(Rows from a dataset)
"""

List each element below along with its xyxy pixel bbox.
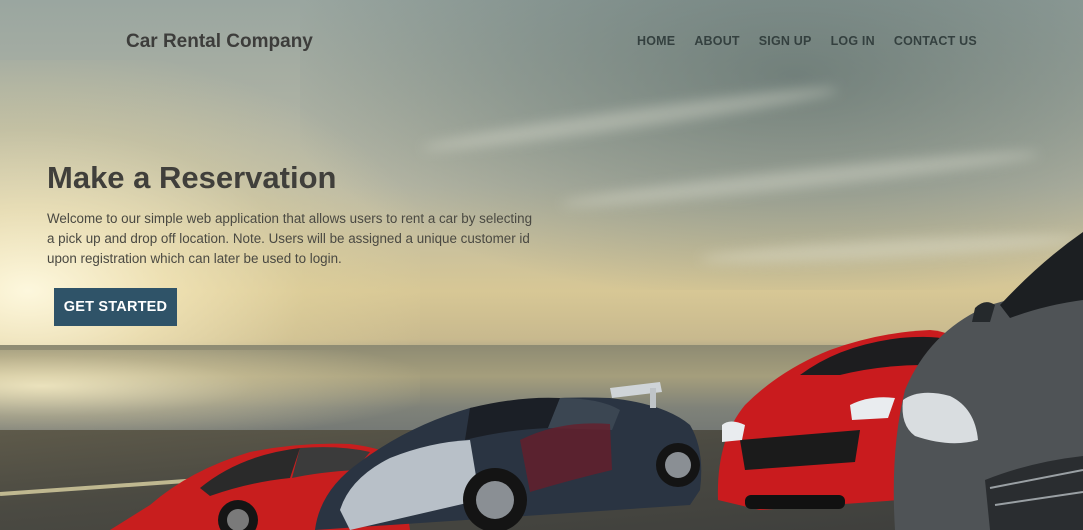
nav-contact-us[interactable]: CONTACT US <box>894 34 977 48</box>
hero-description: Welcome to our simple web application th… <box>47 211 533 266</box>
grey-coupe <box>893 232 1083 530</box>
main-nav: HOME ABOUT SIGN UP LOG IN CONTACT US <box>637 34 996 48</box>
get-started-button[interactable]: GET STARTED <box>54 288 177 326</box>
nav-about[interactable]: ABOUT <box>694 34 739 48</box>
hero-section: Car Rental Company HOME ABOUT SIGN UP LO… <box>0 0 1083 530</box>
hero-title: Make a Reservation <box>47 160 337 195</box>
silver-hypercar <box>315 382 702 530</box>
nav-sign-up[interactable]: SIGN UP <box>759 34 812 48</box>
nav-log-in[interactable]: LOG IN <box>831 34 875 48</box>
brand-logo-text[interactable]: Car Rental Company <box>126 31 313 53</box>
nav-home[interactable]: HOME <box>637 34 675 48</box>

"""
"""

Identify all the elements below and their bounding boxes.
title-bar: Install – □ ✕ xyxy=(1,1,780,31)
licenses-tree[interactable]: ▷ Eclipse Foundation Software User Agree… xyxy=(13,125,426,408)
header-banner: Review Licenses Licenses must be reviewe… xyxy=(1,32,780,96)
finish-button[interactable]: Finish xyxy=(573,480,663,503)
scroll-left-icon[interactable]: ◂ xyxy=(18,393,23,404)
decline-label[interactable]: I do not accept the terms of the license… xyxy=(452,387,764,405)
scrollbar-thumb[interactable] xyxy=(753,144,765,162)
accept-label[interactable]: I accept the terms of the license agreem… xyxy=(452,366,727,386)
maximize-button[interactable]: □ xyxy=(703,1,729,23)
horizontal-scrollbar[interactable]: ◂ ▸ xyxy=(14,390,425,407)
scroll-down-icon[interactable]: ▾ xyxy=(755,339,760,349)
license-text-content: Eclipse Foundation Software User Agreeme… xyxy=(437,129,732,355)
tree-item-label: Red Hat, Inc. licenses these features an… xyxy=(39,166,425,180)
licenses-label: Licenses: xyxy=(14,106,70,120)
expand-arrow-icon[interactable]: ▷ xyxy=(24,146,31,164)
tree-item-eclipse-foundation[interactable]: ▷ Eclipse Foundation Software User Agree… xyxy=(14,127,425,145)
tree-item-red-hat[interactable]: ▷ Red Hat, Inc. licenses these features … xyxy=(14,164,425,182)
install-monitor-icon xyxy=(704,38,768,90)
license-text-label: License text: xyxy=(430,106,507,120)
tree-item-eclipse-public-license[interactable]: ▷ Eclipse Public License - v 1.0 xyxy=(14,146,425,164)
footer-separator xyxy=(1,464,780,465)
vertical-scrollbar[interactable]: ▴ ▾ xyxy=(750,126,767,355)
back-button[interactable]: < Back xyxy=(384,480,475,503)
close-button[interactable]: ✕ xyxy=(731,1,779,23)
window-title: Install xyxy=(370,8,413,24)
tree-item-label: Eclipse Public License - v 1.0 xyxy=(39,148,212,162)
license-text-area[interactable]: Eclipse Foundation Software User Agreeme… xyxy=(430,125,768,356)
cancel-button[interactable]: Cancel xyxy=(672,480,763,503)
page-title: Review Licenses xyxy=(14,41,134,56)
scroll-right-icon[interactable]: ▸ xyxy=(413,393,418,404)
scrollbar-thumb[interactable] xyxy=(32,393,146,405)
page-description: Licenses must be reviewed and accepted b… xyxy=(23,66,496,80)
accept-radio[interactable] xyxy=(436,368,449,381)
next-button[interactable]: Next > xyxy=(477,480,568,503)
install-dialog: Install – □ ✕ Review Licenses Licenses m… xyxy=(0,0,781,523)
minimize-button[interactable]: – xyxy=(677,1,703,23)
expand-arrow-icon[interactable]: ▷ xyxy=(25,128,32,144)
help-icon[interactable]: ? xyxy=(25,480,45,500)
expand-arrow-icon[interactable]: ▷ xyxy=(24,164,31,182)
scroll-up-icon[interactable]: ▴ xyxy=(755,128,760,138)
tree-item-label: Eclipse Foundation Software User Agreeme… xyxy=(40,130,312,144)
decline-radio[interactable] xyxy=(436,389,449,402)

"""

Copy out everything in the data from the line containing "Identify all the" down to the line containing "install-monitor-icon xyxy=(704,38,768,90)", both included, without changing anything.

■ Task output ■
Identify all the elements below and their bounding boxes.
title-bar: Install – □ ✕ xyxy=(1,1,780,31)
licenses-tree[interactable]: ▷ Eclipse Foundation Software User Agree… xyxy=(13,125,426,408)
header-banner: Review Licenses Licenses must be reviewe… xyxy=(1,32,780,96)
finish-button[interactable]: Finish xyxy=(573,480,663,503)
scroll-left-icon[interactable]: ◂ xyxy=(18,393,23,404)
decline-label[interactable]: I do not accept the terms of the license… xyxy=(452,387,764,405)
scrollbar-thumb[interactable] xyxy=(753,144,765,162)
accept-label[interactable]: I accept the terms of the license agreem… xyxy=(452,366,727,386)
maximize-button[interactable]: □ xyxy=(703,1,729,23)
horizontal-scrollbar[interactable]: ◂ ▸ xyxy=(14,390,425,407)
scroll-down-icon[interactable]: ▾ xyxy=(755,339,760,349)
license-text-content: Eclipse Foundation Software User Agreeme… xyxy=(437,129,732,355)
tree-item-label: Red Hat, Inc. licenses these features an… xyxy=(39,166,425,180)
licenses-label: Licenses: xyxy=(14,106,70,120)
expand-arrow-icon[interactable]: ▷ xyxy=(24,146,31,164)
tree-item-eclipse-foundation[interactable]: ▷ Eclipse Foundation Software User Agree… xyxy=(14,127,425,145)
tree-item-red-hat[interactable]: ▷ Red Hat, Inc. licenses these features … xyxy=(14,164,425,182)
install-monitor-icon xyxy=(704,38,768,90)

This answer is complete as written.